— EXERCISE INSTRUCTIONS —
In the listing below, pick out lines with "аналитическое".

** start of DATA SHOWN **

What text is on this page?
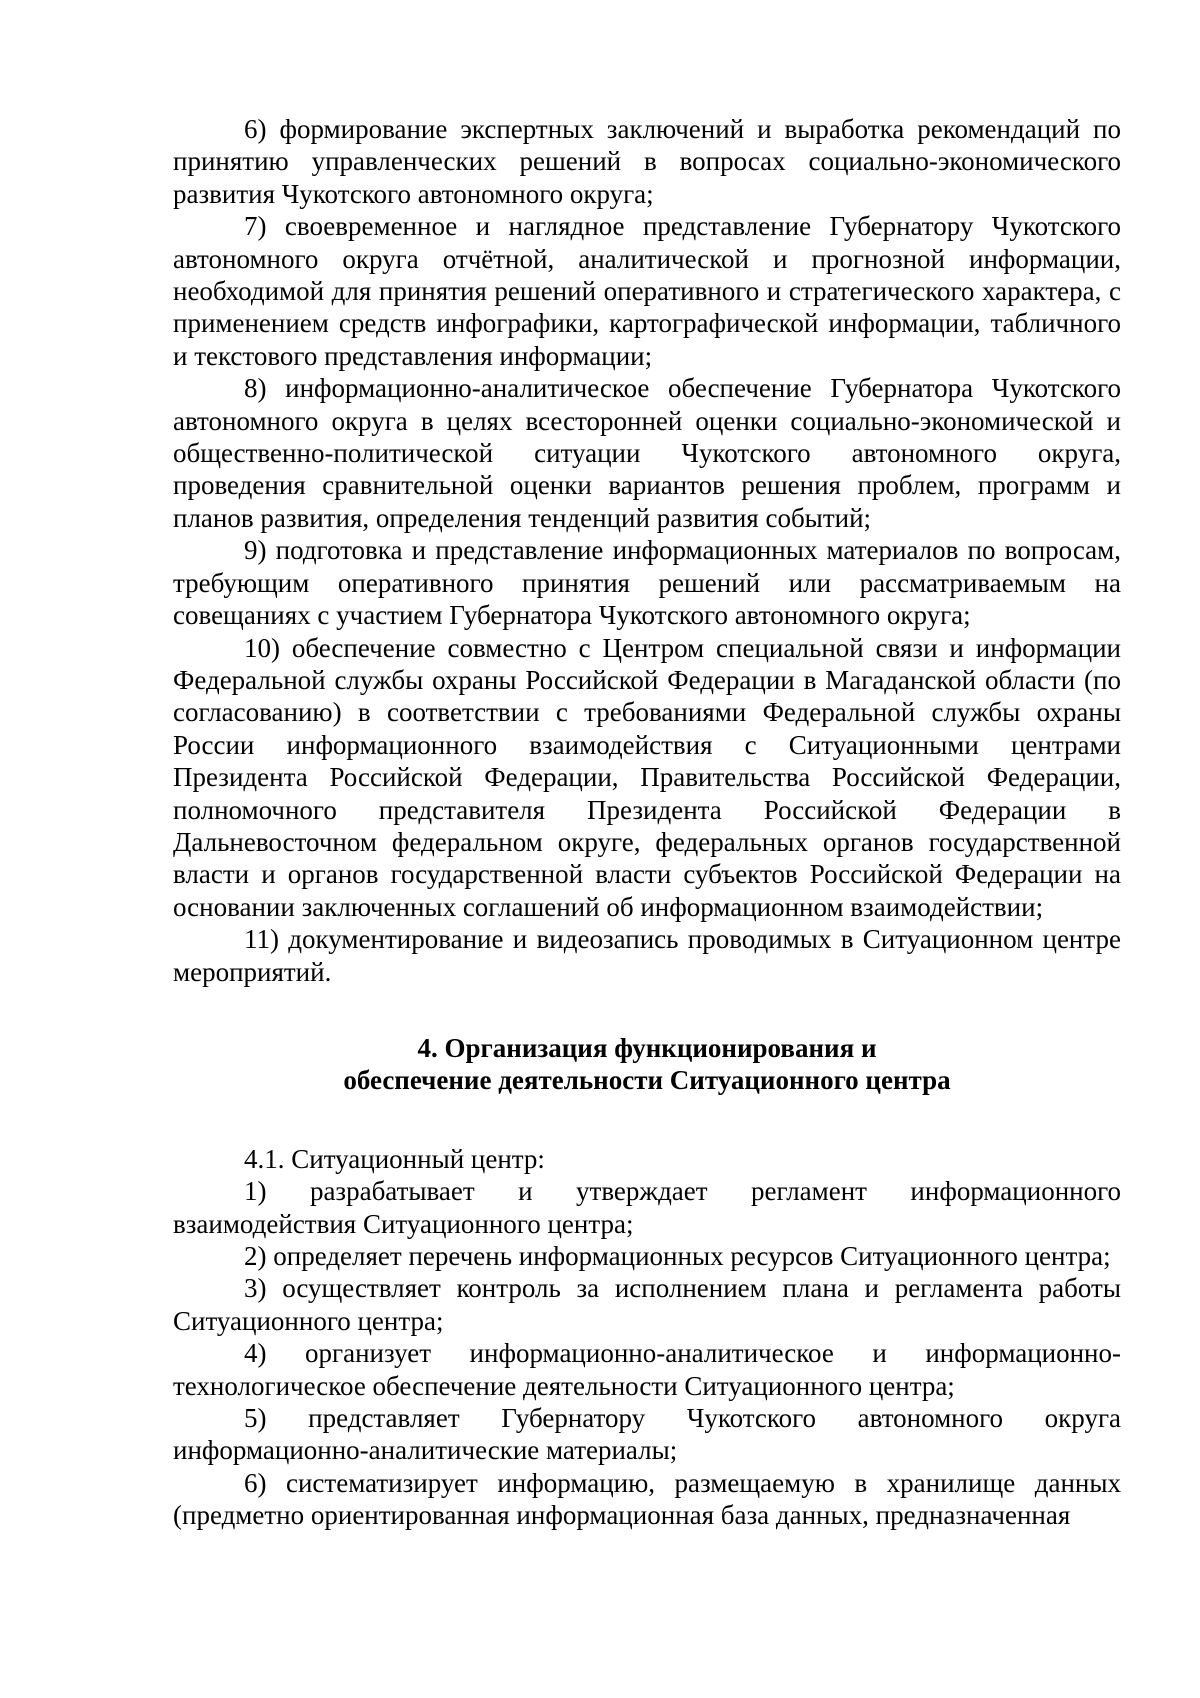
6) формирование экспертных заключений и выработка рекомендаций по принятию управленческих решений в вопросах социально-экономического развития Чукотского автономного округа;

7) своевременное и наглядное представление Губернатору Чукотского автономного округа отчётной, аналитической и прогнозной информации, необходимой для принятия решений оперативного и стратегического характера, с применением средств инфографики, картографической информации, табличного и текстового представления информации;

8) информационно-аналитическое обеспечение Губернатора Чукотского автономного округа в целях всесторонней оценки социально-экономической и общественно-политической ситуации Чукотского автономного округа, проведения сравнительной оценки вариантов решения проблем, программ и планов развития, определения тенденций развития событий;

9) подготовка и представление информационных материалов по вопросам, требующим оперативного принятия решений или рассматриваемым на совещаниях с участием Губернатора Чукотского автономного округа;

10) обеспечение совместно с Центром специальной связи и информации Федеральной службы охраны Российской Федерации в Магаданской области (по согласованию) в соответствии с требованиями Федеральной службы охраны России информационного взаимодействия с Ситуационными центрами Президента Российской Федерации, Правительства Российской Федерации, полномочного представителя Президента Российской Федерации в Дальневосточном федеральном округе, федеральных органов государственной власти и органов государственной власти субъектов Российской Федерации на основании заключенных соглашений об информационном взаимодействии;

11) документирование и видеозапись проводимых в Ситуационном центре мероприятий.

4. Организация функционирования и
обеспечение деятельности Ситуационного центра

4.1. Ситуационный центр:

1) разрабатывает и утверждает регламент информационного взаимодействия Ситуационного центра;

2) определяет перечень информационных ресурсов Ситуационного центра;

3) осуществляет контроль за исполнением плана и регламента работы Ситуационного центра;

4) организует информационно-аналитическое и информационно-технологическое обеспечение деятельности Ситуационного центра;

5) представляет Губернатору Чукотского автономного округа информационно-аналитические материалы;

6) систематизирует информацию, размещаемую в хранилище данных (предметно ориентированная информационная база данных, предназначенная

** end of DATA SHOWN **
** start of DATA SHOWN **

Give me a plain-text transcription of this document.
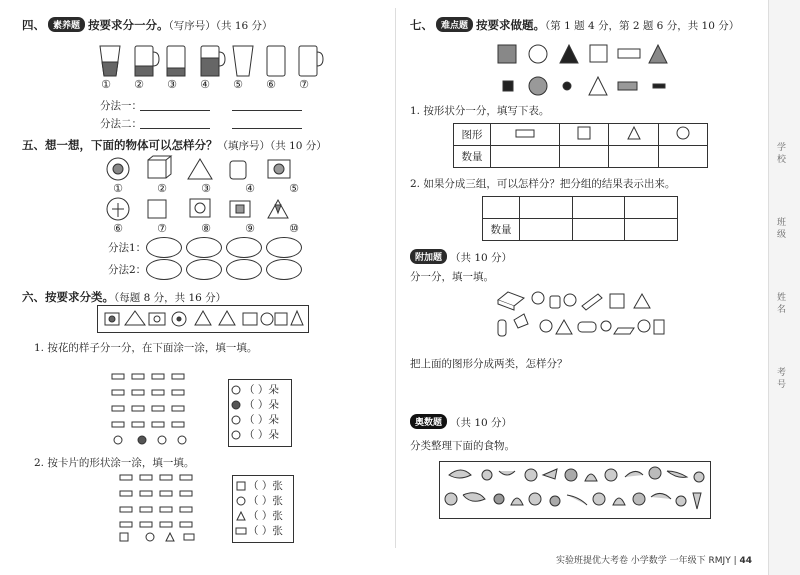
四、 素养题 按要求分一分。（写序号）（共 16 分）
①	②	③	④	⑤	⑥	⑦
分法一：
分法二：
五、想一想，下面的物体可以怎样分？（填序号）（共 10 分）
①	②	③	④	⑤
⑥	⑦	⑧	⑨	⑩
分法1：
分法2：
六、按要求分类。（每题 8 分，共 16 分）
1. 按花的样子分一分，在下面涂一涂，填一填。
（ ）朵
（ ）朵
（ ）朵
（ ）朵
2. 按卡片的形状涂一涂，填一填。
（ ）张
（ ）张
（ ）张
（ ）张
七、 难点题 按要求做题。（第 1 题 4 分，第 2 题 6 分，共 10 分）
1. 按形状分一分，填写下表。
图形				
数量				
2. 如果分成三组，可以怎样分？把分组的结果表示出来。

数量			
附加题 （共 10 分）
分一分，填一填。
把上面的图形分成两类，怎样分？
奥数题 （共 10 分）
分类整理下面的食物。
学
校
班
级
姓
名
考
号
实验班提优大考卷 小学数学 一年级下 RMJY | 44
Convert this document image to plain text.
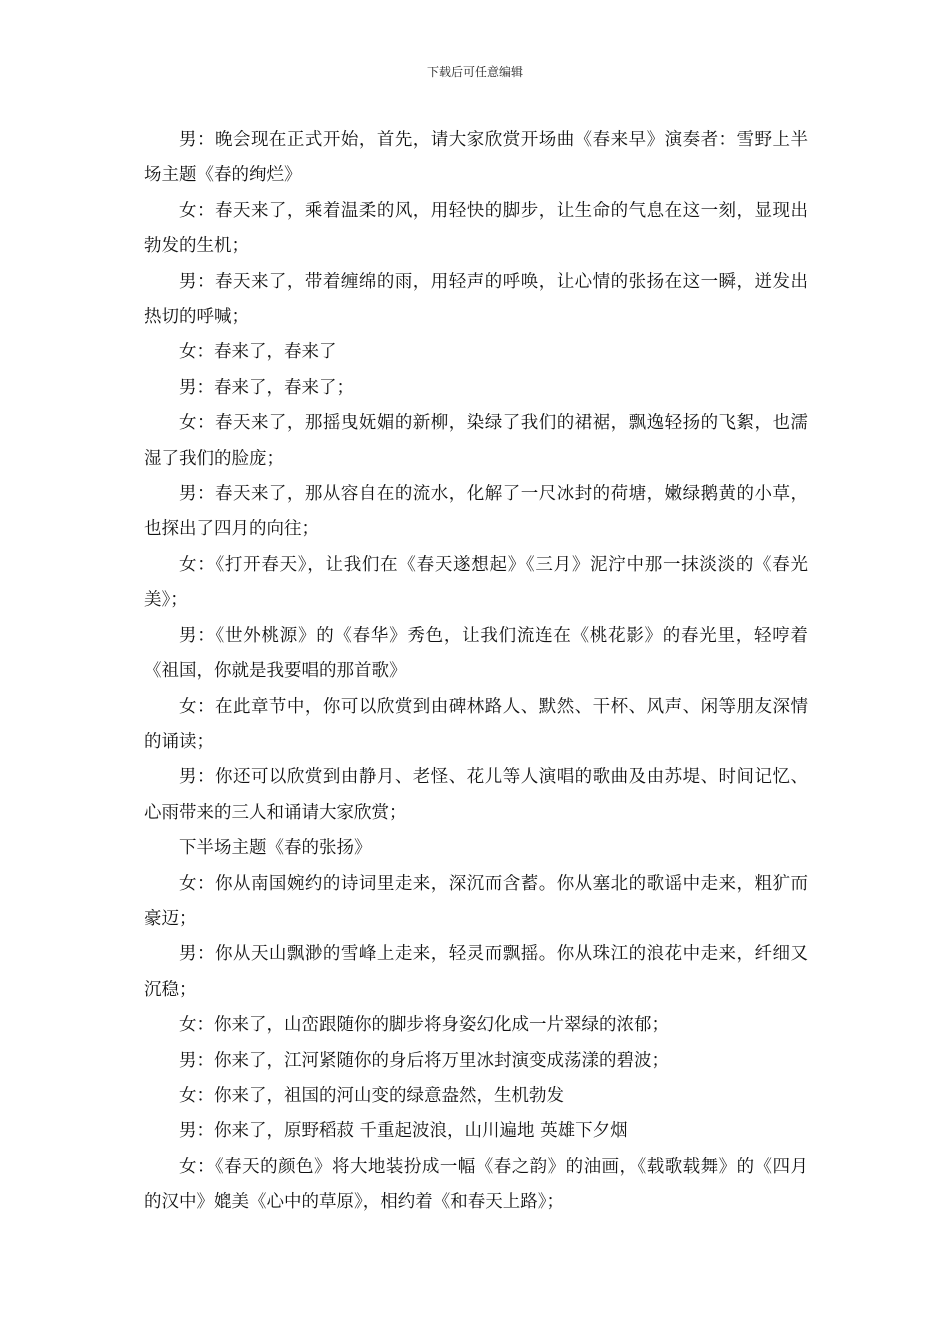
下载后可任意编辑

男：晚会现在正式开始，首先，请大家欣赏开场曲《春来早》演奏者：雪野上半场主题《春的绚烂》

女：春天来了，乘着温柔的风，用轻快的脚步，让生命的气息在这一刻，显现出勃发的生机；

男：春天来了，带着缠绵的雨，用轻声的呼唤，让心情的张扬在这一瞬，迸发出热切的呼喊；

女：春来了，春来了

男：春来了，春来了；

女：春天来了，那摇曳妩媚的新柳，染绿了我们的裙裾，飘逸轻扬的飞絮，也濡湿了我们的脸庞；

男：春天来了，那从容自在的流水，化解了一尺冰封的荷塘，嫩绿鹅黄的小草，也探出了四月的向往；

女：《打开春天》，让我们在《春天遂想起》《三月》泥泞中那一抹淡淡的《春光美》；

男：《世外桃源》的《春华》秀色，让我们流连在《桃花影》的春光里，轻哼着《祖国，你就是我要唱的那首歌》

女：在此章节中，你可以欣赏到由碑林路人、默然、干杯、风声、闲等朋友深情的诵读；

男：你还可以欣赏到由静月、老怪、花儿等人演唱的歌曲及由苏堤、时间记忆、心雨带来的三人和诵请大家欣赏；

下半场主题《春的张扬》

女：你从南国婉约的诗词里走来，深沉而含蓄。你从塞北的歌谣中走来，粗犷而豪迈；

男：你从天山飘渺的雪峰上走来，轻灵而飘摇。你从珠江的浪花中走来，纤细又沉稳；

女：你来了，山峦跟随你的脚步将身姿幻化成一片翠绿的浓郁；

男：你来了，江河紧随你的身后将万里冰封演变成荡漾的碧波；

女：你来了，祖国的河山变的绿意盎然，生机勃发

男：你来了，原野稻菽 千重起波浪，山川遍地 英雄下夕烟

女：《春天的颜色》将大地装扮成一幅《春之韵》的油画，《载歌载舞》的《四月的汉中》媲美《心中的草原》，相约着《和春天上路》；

** end of DATA SHOWN **
** start of DATA SHOWN **

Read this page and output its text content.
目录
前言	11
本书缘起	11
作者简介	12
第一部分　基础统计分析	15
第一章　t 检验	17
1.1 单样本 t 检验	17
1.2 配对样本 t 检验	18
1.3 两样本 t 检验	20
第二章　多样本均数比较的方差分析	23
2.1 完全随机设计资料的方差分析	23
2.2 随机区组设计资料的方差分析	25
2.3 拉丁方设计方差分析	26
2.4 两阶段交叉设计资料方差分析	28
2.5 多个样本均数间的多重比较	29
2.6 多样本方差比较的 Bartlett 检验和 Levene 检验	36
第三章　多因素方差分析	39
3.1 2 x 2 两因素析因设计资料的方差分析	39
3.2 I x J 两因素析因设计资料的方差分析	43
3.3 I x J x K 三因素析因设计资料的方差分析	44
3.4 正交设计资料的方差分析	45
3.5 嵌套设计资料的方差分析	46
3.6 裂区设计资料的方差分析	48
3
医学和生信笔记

** end of DATA SHOWN **

— WRITTEN ANSWER —
8) информационно-аналитическое обеспечение Губернатора Чукотского автономного округа в целях всесторонней оценки социально-экономической и общественно-политической ситуации Чукотского автономного округа, проведения сравнительной оценки вариантов решения проблем, программ и планов развития, определения тенденций развития событий;
4) организует информационно-аналитическое и информационно-технологическое обеспечение деятельности Ситуационного центра;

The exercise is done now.